**YOUR TASK**
Please quote the material exactly, every line of it.

********************

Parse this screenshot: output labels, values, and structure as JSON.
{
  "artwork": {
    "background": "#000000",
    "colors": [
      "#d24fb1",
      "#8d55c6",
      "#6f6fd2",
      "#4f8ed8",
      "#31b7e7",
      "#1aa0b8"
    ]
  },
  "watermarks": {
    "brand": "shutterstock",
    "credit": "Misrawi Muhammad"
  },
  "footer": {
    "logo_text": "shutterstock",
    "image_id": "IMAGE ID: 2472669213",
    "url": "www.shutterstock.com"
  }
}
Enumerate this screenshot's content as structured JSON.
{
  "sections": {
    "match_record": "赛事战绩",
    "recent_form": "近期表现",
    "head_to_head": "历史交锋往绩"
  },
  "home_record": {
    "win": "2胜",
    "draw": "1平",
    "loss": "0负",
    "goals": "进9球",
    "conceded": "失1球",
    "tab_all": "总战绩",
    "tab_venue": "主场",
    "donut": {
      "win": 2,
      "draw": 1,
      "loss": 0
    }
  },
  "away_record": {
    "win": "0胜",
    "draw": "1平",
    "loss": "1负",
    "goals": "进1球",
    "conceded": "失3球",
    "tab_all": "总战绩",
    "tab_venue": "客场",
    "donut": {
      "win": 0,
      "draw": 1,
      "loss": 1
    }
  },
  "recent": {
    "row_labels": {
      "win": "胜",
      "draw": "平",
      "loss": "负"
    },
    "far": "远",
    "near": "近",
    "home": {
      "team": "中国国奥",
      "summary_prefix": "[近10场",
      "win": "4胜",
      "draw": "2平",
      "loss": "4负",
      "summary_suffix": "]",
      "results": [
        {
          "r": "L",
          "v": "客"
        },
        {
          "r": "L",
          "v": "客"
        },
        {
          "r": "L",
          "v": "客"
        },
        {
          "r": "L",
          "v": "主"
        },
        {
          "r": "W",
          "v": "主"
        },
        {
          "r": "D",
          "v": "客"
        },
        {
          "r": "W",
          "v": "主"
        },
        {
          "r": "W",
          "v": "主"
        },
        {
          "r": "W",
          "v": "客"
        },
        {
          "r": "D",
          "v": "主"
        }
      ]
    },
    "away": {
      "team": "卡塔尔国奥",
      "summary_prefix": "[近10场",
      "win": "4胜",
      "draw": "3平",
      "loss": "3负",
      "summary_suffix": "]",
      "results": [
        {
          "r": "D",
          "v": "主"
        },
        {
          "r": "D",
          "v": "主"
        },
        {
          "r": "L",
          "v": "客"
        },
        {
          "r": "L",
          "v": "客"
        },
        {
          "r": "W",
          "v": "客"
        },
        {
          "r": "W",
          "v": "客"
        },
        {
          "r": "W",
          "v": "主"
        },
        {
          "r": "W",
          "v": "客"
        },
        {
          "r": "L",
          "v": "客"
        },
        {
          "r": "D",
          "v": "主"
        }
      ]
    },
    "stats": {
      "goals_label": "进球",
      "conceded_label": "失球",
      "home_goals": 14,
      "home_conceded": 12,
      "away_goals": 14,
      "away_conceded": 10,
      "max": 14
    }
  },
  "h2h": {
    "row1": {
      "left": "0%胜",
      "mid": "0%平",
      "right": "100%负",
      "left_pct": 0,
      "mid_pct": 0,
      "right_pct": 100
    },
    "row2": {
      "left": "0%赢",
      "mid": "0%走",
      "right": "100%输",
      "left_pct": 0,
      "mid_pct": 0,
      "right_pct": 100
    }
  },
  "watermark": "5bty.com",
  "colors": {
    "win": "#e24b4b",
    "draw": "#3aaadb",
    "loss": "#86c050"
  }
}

********************

**EXPECTED ANSWER**
Parse this screenshot: output labels, values, and structure as JSON.
{
  "artwork": {
    "background": "#000000",
    "colors": [
      "#d24fb1",
      "#8d55c6",
      "#6f6fd2",
      "#4f8ed8",
      "#31b7e7",
      "#1aa0b8"
    ]
  },
  "watermarks": {
    "brand": "shutterstock",
    "credit": "Misrawi Muhammad"
  },
  "footer": {
    "logo_text": "shutterstock",
    "image_id": "IMAGE ID: 2472669213",
    "url": "www.shutterstock.com"
  }
}
Enumerate this screenshot's content as structured JSON.
{
  "sections": {
    "match_record": "赛事战绩",
    "recent_form": "近期表现",
    "head_to_head": "历史交锋往绩"
  },
  "home_record": {
    "win": "2胜",
    "draw": "1平",
    "loss": "0负",
    "goals": "进9球",
    "conceded": "失1球",
    "tab_all": "总战绩",
    "tab_venue": "主场",
    "donut": {
      "win": 2,
      "draw": 1,
      "loss": 0
    }
  },
  "away_record": {
    "win": "0胜",
    "draw": "1平",
    "loss": "1负",
    "goals": "进1球",
    "conceded": "失3球",
    "tab_all": "总战绩",
    "tab_venue": "客场",
    "donut": {
      "win": 0,
      "draw": 1,
      "loss": 1
    }
  },
  "recent": {
    "row_labels": {
      "win": "胜",
      "draw": "平",
      "loss": "负"
    },
    "far": "远",
    "near": "近",
    "home": {
      "team": "中国国奥",
      "summary_prefix": "[近10场",
      "win": "4胜",
      "draw": "2平",
      "loss": "4负",
      "summary_suffix": "]",
      "results": [
        {
          "r": "L",
          "v": "客"
        },
        {
          "r": "L",
          "v": "客"
        },
        {
          "r": "L",
          "v": "客"
        },
        {
          "r": "L",
          "v": "主"
        },
        {
          "r": "W",
          "v": "主"
        },
        {
          "r": "D",
          "v": "客"
        },
        {
          "r": "W",
          "v": "主"
        },
        {
          "r": "W",
          "v": "主"
        },
        {
          "r": "W",
          "v": "客"
        },
        {
          "r": "D",
          "v": "主"
        }
      ]
    },
    "away": {
      "team": "卡塔尔国奥",
      "summary_prefix": "[近10场",
      "win": "4胜",
      "draw": "3平",
      "loss": "3负",
      "summary_suffix": "]",
      "results": [
        {
          "r": "D",
          "v": "主"
        },
        {
          "r": "D",
          "v": "主"
        },
        {
          "r": "L",
          "v": "客"
        },
        {
          "r": "L",
          "v": "客"
        },
        {
          "r": "W",
          "v": "客"
        },
        {
          "r": "W",
          "v": "客"
        },
        {
          "r": "W",
          "v": "主"
        },
        {
          "r": "W",
          "v": "客"
        },
        {
          "r": "L",
          "v": "客"
        },
        {
          "r": "D",
          "v": "主"
        }
      ]
    },
    "stats": {
      "goals_label": "进球",
      "conceded_label": "失球",
      "home_goals": 14,
      "home_conceded": 12,
      "away_goals": 14,
      "away_conceded": 10,
      "max": 14
    }
  },
  "h2h": {
    "row1": {
      "left": "0%胜",
      "mid": "0%平",
      "right": "100%负",
      "left_pct": 0,
      "mid_pct": 0,
      "right_pct": 100
    },
    "row2": {
      "left": "0%赢",
      "mid": "0%走",
      "right": "100%输",
      "left_pct": 0,
      "mid_pct": 0,
      "right_pct": 100
    }
  },
  "watermark": "5bty.com",
  "colors": {
    "win": "#e24b4b",
    "draw": "#3aaadb",
    "loss": "#86c050"
  }
}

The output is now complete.